== Rows from a figure dataset ==
⁂

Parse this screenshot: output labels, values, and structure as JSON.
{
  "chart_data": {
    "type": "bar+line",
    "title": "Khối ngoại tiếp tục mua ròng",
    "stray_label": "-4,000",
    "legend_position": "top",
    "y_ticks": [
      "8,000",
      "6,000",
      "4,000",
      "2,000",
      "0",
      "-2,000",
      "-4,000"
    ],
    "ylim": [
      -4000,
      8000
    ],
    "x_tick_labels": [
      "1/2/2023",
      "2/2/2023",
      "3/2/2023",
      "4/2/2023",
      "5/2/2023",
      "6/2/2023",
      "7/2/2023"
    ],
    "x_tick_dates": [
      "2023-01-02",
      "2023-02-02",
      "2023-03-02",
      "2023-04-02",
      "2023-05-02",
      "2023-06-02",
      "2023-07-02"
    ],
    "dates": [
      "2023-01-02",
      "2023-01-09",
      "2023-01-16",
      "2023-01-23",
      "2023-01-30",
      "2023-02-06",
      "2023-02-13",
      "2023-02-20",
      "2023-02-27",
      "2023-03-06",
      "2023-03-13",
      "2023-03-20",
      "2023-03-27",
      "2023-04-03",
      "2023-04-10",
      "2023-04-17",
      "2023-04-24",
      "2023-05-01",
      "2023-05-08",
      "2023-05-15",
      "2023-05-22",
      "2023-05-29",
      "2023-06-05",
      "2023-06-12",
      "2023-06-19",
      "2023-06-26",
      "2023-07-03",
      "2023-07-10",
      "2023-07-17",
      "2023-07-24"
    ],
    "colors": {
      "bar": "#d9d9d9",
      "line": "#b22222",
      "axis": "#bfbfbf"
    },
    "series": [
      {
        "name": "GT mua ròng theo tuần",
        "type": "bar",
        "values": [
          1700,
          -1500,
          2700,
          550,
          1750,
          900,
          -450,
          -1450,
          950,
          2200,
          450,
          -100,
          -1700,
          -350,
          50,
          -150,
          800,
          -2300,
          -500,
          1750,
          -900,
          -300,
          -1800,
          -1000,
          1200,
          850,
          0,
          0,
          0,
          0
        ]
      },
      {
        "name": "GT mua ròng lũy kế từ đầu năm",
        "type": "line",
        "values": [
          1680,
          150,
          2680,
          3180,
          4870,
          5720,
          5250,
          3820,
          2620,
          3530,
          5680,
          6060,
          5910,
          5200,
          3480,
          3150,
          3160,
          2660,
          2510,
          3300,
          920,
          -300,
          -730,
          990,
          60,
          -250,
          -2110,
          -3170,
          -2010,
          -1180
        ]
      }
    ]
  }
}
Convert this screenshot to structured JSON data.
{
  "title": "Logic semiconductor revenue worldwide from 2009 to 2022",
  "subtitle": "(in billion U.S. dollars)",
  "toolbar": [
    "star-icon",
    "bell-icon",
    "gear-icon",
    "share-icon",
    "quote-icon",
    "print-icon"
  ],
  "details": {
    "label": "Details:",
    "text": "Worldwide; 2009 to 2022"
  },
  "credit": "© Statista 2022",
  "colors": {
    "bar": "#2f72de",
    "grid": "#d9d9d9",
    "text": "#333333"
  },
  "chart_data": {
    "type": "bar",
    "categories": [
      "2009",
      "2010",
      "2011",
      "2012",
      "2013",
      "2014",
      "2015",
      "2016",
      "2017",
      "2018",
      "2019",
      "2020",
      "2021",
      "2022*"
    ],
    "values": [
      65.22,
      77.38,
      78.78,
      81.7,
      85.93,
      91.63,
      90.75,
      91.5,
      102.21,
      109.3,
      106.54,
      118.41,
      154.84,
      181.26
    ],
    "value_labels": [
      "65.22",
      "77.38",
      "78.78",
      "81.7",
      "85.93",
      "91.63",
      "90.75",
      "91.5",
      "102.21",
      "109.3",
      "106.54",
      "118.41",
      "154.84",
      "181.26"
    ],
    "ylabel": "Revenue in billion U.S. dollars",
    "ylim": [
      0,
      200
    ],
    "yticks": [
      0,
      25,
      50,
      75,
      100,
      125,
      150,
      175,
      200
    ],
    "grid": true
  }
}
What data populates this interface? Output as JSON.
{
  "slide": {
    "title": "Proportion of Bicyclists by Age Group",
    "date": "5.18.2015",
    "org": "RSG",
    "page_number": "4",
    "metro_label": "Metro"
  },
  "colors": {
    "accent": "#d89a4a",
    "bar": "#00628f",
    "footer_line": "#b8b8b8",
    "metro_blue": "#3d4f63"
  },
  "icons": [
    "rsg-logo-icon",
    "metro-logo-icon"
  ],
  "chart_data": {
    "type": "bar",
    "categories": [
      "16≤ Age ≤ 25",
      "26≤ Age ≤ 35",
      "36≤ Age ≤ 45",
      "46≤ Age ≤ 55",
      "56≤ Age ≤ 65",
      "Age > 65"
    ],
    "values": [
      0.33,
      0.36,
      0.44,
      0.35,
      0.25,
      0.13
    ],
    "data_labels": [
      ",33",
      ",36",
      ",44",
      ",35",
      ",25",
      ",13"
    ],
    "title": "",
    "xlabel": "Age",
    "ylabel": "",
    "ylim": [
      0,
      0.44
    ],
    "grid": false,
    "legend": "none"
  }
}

⁂

== Challenge ==
Restate each record word for word.

== Solution to this exercise ==
Parse this screenshot: output labels, values, and structure as JSON.
{
  "chart_data": {
    "type": "bar+line",
    "title": "Khối ngoại tiếp tục mua ròng",
    "stray_label": "-4,000",
    "legend_position": "top",
    "y_ticks": [
      "8,000",
      "6,000",
      "4,000",
      "2,000",
      "0",
      "-2,000",
      "-4,000"
    ],
    "ylim": [
      -4000,
      8000
    ],
    "x_tick_labels": [
      "1/2/2023",
      "2/2/2023",
      "3/2/2023",
      "4/2/2023",
      "5/2/2023",
      "6/2/2023",
      "7/2/2023"
    ],
    "x_tick_dates": [
      "2023-01-02",
      "2023-02-02",
      "2023-03-02",
      "2023-04-02",
      "2023-05-02",
      "2023-06-02",
      "2023-07-02"
    ],
    "dates": [
      "2023-01-02",
      "2023-01-09",
      "2023-01-16",
      "2023-01-23",
      "2023-01-30",
      "2023-02-06",
      "2023-02-13",
      "2023-02-20",
      "2023-02-27",
      "2023-03-06",
      "2023-03-13",
      "2023-03-20",
      "2023-03-27",
      "2023-04-03",
      "2023-04-10",
      "2023-04-17",
      "2023-04-24",
      "2023-05-01",
      "2023-05-08",
      "2023-05-15",
      "2023-05-22",
      "2023-05-29",
      "2023-06-05",
      "2023-06-12",
      "2023-06-19",
      "2023-06-26",
      "2023-07-03",
      "2023-07-10",
      "2023-07-17",
      "2023-07-24"
    ],
    "colors": {
      "bar": "#d9d9d9",
      "line": "#b22222",
      "axis": "#bfbfbf"
    },
    "series": [
      {
        "name": "GT mua ròng theo tuần",
        "type": "bar",
        "values": [
          1700,
          -1500,
          2700,
          550,
          1750,
          900,
          -450,
          -1450,
          950,
          2200,
          450,
          -100,
          -1700,
          -350,
          50,
          -150,
          800,
          -2300,
          -500,
          1750,
          -900,
          -300,
          -1800,
          -1000,
          1200,
          850,
          0,
          0,
          0,
          0
        ]
      },
      {
        "name": "GT mua ròng lũy kế từ đầu năm",
        "type": "line",
        "values": [
          1680,
          150,
          2680,
          3180,
          4870,
          5720,
          5250,
          3820,
          2620,
          3530,
          5680,
          6060,
          5910,
          5200,
          3480,
          3150,
          3160,
          2660,
          2510,
          3300,
          920,
          -300,
          -730,
          990,
          60,
          -250,
          -2110,
          -3170,
          -2010,
          -1180
        ]
      }
    ]
  }
}
Convert this screenshot to structured JSON data.
{
  "title": "Logic semiconductor revenue worldwide from 2009 to 2022",
  "subtitle": "(in billion U.S. dollars)",
  "toolbar": [
    "star-icon",
    "bell-icon",
    "gear-icon",
    "share-icon",
    "quote-icon",
    "print-icon"
  ],
  "details": {
    "label": "Details:",
    "text": "Worldwide; 2009 to 2022"
  },
  "credit": "© Statista 2022",
  "colors": {
    "bar": "#2f72de",
    "grid": "#d9d9d9",
    "text": "#333333"
  },
  "chart_data": {
    "type": "bar",
    "categories": [
      "2009",
      "2010",
      "2011",
      "2012",
      "2013",
      "2014",
      "2015",
      "2016",
      "2017",
      "2018",
      "2019",
      "2020",
      "2021",
      "2022*"
    ],
    "values": [
      65.22,
      77.38,
      78.78,
      81.7,
      85.93,
      91.63,
      90.75,
      91.5,
      102.21,
      109.3,
      106.54,
      118.41,
      154.84,
      181.26
    ],
    "value_labels": [
      "65.22",
      "77.38",
      "78.78",
      "81.7",
      "85.93",
      "91.63",
      "90.75",
      "91.5",
      "102.21",
      "109.3",
      "106.54",
      "118.41",
      "154.84",
      "181.26"
    ],
    "ylabel": "Revenue in billion U.S. dollars",
    "ylim": [
      0,
      200
    ],
    "yticks": [
      0,
      25,
      50,
      75,
      100,
      125,
      150,
      175,
      200
    ],
    "grid": true
  }
}
What data populates this interface? Output as JSON.
{
  "slide": {
    "title": "Proportion of Bicyclists by Age Group",
    "date": "5.18.2015",
    "org": "RSG",
    "page_number": "4",
    "metro_label": "Metro"
  },
  "colors": {
    "accent": "#d89a4a",
    "bar": "#00628f",
    "footer_line": "#b8b8b8",
    "metro_blue": "#3d4f63"
  },
  "icons": [
    "rsg-logo-icon",
    "metro-logo-icon"
  ],
  "chart_data": {
    "type": "bar",
    "categories": [
      "16≤ Age ≤ 25",
      "26≤ Age ≤ 35",
      "36≤ Age ≤ 45",
      "46≤ Age ≤ 55",
      "56≤ Age ≤ 65",
      "Age > 65"
    ],
    "values": [
      0.33,
      0.36,
      0.44,
      0.35,
      0.25,
      0.13
    ],
    "data_labels": [
      ",33",
      ",36",
      ",44",
      ",35",
      ",25",
      ",13"
    ],
    "title": "",
    "xlabel": "Age",
    "ylabel": "",
    "ylim": [
      0,
      0.44
    ],
    "grid": false,
    "legend": "none"
  }
}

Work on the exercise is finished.